#### [Given request]
Rewrite the records from the first line through the line holding "bar-other-22 (728, 137, 751, 144)", inclusive, replacing "Other taxes" with "Miscellaneous taxes" and leaving everything else unchanged. Give only those lines.

▼

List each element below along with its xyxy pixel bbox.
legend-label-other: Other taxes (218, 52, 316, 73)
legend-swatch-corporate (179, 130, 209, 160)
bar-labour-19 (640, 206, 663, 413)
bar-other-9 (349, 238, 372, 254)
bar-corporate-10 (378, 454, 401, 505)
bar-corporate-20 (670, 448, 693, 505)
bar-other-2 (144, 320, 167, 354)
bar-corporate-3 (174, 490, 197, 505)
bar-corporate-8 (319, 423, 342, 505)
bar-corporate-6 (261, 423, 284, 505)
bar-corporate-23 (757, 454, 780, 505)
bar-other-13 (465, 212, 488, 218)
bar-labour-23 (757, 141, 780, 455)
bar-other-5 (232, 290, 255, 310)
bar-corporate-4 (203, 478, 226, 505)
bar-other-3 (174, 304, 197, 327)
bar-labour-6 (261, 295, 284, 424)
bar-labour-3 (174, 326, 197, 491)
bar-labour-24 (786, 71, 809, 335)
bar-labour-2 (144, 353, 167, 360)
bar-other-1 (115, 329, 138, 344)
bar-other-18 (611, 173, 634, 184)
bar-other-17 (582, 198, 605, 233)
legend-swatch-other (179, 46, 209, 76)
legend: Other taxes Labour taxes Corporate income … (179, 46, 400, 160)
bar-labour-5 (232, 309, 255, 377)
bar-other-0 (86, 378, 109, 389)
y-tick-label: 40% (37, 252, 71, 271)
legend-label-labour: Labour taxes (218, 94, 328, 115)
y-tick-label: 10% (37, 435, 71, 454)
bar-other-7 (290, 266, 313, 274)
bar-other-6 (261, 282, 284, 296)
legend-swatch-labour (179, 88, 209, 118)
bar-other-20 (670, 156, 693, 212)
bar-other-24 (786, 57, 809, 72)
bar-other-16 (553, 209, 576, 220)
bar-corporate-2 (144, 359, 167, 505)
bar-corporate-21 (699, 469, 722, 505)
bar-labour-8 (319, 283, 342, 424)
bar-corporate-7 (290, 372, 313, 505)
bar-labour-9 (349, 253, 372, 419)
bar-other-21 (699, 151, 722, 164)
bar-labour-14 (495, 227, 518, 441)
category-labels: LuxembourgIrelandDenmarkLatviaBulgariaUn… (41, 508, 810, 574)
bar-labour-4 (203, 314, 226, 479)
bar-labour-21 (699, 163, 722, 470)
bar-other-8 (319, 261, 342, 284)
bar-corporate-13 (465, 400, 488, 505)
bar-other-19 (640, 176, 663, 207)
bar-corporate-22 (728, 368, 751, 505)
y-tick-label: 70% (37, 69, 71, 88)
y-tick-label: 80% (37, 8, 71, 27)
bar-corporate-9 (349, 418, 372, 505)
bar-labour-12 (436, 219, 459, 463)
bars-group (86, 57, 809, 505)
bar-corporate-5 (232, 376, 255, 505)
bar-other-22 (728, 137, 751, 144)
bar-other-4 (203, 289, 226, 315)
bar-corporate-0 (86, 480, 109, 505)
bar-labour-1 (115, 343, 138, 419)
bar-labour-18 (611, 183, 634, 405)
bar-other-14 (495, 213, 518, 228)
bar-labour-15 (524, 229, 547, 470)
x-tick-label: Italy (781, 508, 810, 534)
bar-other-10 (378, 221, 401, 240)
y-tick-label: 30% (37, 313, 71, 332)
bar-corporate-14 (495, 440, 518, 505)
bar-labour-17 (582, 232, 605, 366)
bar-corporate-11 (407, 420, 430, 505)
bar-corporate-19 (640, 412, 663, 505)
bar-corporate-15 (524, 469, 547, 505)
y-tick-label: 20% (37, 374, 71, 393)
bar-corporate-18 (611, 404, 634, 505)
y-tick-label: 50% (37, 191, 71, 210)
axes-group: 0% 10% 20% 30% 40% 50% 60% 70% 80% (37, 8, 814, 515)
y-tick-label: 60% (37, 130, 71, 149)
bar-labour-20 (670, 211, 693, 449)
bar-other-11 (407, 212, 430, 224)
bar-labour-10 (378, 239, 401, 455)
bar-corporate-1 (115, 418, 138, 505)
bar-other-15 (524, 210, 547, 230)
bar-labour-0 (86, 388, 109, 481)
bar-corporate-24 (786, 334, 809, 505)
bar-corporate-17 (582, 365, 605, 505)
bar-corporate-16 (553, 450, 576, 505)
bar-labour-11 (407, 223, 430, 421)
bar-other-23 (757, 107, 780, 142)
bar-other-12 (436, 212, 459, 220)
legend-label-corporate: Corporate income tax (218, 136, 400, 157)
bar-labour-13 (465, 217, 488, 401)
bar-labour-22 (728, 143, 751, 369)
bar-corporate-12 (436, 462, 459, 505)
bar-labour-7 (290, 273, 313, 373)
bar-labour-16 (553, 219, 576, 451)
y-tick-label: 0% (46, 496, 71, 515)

▲

#### [Result]
List each element below along with its xyxy pixel bbox.
legend-label-other: Miscellaneous taxes (218, 52, 316, 73)
legend-swatch-corporate (179, 130, 209, 160)
bar-labour-19 (640, 206, 663, 413)
bar-other-9 (349, 238, 372, 254)
bar-corporate-10 (378, 454, 401, 505)
bar-corporate-20 (670, 448, 693, 505)
bar-other-2 (144, 320, 167, 354)
bar-corporate-3 (174, 490, 197, 505)
bar-corporate-8 (319, 423, 342, 505)
bar-corporate-6 (261, 423, 284, 505)
bar-corporate-23 (757, 454, 780, 505)
bar-other-13 (465, 212, 488, 218)
bar-labour-23 (757, 141, 780, 455)
bar-other-5 (232, 290, 255, 310)
bar-corporate-4 (203, 478, 226, 505)
bar-other-3 (174, 304, 197, 327)
bar-labour-6 (261, 295, 284, 424)
bar-labour-3 (174, 326, 197, 491)
bar-labour-24 (786, 71, 809, 335)
bar-labour-2 (144, 353, 167, 360)
bar-other-1 (115, 329, 138, 344)
bar-other-18 (611, 173, 634, 184)
bar-other-17 (582, 198, 605, 233)
legend-swatch-other (179, 46, 209, 76)
legend: Miscellaneous taxes Labour taxes Corporate income … (179, 46, 400, 160)
bar-labour-5 (232, 309, 255, 377)
bar-other-0 (86, 378, 109, 389)
y-tick-label: 40% (37, 252, 71, 271)
legend-label-labour: Labour taxes (218, 94, 328, 115)
y-tick-label: 10% (37, 435, 71, 454)
bar-other-7 (290, 266, 313, 274)
bar-other-6 (261, 282, 284, 296)
legend-swatch-labour (179, 88, 209, 118)
bar-other-20 (670, 156, 693, 212)
bar-other-24 (786, 57, 809, 72)
bar-other-16 (553, 209, 576, 220)
bar-corporate-2 (144, 359, 167, 505)
bar-corporate-21 (699, 469, 722, 505)
bar-labour-8 (319, 283, 342, 424)
bar-corporate-7 (290, 372, 313, 505)
bar-labour-9 (349, 253, 372, 419)
bar-other-21 (699, 151, 722, 164)
bar-labour-14 (495, 227, 518, 441)
category-labels: LuxembourgIrelandDenmarkLatviaBulgariaUn… (41, 508, 810, 574)
bar-labour-4 (203, 314, 226, 479)
bar-labour-21 (699, 163, 722, 470)
bar-other-8 (319, 261, 342, 284)
bar-corporate-13 (465, 400, 488, 505)
bar-other-19 (640, 176, 663, 207)
bar-corporate-22 (728, 368, 751, 505)
y-tick-label: 70% (37, 69, 71, 88)
y-tick-label: 80% (37, 8, 71, 27)
bar-corporate-9 (349, 418, 372, 505)
bar-labour-12 (436, 219, 459, 463)
bars-group (86, 57, 809, 505)
bar-corporate-5 (232, 376, 255, 505)
bar-other-22 (728, 137, 751, 144)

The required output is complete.